Goal of the exercise:
Copy out all lines with the word "sudo" in them.

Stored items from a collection
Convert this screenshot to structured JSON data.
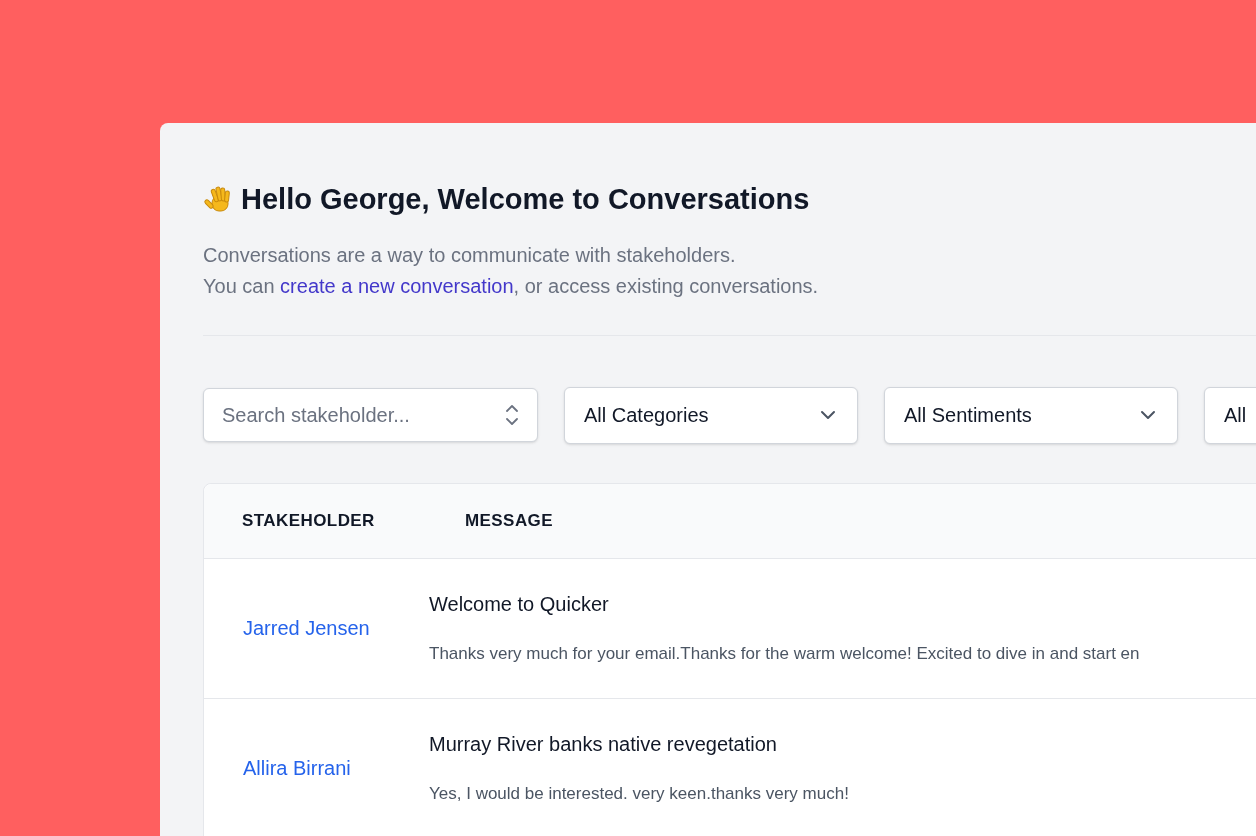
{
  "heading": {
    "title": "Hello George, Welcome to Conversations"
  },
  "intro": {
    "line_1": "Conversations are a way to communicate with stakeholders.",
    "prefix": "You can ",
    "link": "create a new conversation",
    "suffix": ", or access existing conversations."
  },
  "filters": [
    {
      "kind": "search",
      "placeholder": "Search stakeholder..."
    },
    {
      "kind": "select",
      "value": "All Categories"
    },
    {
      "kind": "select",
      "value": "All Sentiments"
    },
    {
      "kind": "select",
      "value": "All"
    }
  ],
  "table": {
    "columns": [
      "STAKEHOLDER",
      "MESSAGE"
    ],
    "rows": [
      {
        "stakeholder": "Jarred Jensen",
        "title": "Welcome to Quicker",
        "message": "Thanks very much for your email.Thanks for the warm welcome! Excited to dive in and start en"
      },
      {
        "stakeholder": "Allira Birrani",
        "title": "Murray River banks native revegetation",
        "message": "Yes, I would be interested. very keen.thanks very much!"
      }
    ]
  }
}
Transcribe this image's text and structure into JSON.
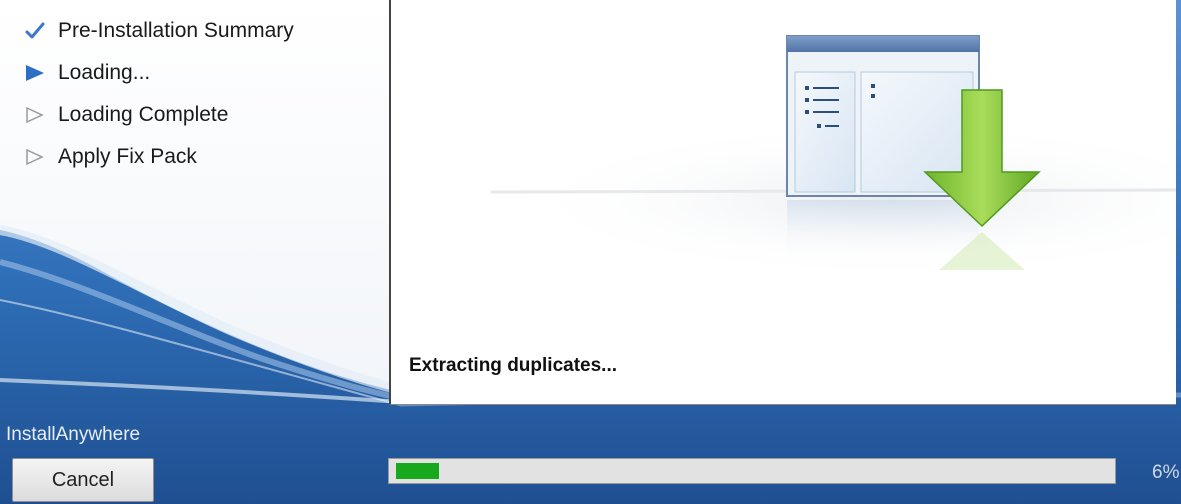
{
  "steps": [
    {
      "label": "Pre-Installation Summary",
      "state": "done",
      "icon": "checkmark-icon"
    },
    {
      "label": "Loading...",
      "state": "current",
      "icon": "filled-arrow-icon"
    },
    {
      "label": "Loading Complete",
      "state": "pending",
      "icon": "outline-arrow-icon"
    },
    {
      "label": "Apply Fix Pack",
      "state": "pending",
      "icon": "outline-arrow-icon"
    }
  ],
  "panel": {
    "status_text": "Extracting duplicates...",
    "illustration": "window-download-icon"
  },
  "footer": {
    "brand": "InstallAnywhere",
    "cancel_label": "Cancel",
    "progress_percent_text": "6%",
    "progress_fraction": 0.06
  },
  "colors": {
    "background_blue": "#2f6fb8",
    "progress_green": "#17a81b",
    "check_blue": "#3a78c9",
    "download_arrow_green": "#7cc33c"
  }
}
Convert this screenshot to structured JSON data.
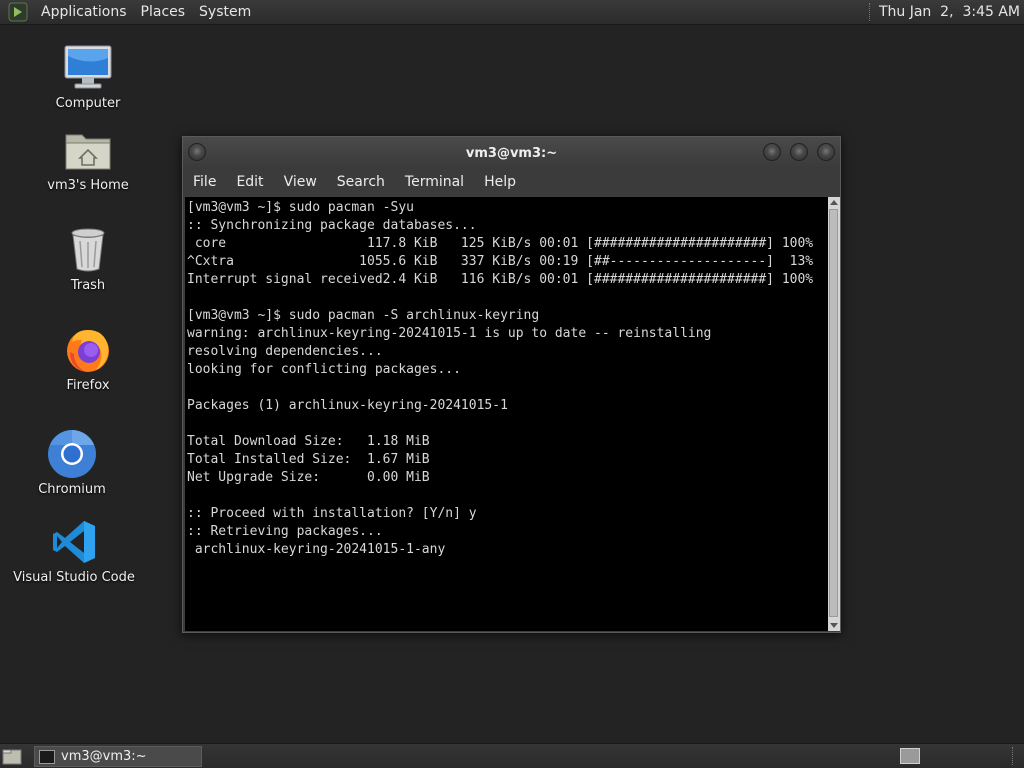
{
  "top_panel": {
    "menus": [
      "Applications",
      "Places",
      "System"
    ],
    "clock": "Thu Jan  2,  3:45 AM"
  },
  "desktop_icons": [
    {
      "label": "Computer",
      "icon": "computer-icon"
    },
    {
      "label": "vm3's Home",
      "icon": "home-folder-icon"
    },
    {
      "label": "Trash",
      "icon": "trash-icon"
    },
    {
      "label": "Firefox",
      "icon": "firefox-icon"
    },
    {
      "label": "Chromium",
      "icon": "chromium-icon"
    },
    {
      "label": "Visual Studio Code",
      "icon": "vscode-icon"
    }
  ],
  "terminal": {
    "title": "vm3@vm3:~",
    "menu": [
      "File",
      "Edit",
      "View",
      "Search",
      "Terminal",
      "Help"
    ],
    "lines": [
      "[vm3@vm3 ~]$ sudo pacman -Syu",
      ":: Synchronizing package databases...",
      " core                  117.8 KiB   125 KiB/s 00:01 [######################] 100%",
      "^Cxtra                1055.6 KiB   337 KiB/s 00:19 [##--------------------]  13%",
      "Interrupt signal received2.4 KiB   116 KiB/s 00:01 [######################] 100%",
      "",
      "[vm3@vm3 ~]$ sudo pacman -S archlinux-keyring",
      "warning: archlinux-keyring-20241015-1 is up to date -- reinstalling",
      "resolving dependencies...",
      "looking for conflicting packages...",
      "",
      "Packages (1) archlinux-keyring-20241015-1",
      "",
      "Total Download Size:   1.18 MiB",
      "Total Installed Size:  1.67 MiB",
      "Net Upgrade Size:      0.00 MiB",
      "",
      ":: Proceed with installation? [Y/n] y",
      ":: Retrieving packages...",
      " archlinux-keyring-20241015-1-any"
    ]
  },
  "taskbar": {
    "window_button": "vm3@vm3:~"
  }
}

Result of the exercise:
      "[vm3@vm3 ~]$ sudo pacman -Syu",
      "[vm3@vm3 ~]$ sudo pacman -S archlinux-keyring",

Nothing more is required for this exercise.